_JOB_
How many of these lines hold the string "钢丝绳最小破断拉力"? Answer with the number only.

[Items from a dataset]
* Begin *
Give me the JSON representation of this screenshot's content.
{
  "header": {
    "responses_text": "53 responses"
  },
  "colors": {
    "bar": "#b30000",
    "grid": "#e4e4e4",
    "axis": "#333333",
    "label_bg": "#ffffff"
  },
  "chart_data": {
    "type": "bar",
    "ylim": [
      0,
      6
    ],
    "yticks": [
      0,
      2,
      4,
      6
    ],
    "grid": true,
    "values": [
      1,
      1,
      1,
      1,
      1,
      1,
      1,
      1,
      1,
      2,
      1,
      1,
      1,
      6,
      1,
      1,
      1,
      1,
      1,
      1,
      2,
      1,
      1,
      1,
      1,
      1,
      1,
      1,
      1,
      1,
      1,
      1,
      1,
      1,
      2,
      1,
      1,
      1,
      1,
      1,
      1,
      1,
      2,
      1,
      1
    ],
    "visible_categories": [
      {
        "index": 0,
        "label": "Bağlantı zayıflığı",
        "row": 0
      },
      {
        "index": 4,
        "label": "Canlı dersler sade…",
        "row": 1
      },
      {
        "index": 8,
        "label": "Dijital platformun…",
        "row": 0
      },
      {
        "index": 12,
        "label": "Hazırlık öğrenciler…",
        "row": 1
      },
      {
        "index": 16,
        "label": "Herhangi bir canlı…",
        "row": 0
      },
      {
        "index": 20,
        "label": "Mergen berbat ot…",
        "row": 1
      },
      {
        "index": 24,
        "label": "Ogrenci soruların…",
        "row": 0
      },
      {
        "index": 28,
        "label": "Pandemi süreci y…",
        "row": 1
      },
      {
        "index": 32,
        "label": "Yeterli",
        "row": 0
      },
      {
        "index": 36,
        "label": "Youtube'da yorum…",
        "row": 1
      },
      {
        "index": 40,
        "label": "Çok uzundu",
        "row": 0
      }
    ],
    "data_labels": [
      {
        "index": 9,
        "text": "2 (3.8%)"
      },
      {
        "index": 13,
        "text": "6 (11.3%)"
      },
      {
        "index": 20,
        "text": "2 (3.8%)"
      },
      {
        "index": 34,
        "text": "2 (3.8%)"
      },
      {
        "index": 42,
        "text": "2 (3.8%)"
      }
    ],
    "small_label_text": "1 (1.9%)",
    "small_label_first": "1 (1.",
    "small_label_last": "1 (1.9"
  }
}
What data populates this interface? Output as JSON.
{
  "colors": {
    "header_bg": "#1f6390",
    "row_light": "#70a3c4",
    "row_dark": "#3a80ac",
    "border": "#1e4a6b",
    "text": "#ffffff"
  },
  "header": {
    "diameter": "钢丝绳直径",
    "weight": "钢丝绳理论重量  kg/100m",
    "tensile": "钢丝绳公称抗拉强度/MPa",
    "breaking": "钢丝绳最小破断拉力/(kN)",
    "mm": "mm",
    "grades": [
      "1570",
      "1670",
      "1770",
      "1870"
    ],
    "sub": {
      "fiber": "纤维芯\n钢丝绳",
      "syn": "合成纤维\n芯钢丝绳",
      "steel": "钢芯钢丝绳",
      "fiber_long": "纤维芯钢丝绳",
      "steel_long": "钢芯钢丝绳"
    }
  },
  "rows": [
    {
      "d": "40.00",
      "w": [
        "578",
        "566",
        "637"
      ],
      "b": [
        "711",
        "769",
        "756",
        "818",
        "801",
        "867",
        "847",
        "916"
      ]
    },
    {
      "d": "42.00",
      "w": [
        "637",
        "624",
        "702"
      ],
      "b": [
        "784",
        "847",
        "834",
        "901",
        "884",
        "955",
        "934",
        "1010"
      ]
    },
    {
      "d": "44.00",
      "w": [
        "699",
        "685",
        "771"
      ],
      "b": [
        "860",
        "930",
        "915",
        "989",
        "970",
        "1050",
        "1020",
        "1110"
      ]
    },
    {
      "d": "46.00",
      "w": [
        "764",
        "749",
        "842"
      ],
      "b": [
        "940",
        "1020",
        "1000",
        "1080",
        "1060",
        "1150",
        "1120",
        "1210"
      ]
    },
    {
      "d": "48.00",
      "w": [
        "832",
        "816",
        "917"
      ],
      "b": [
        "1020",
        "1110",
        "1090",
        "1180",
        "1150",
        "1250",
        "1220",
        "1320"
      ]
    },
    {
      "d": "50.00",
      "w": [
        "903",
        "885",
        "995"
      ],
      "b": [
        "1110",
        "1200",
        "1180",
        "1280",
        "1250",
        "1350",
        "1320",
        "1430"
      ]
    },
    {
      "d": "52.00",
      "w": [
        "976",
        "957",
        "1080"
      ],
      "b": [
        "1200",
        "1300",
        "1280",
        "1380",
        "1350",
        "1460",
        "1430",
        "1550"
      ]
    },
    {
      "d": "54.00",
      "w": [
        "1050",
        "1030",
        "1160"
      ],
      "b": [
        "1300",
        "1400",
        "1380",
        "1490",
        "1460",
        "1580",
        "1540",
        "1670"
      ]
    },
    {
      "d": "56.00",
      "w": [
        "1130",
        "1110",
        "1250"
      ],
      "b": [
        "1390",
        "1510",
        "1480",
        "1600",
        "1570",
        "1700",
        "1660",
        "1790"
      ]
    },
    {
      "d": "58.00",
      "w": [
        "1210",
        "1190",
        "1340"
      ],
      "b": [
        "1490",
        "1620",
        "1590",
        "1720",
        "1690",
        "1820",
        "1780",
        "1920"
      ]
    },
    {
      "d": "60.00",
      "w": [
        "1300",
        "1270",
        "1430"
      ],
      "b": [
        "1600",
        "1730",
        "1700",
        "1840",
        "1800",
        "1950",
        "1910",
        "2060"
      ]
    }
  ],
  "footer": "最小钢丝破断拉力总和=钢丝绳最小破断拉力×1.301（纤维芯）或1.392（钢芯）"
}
* End *
_CORRECT ANSWER_
2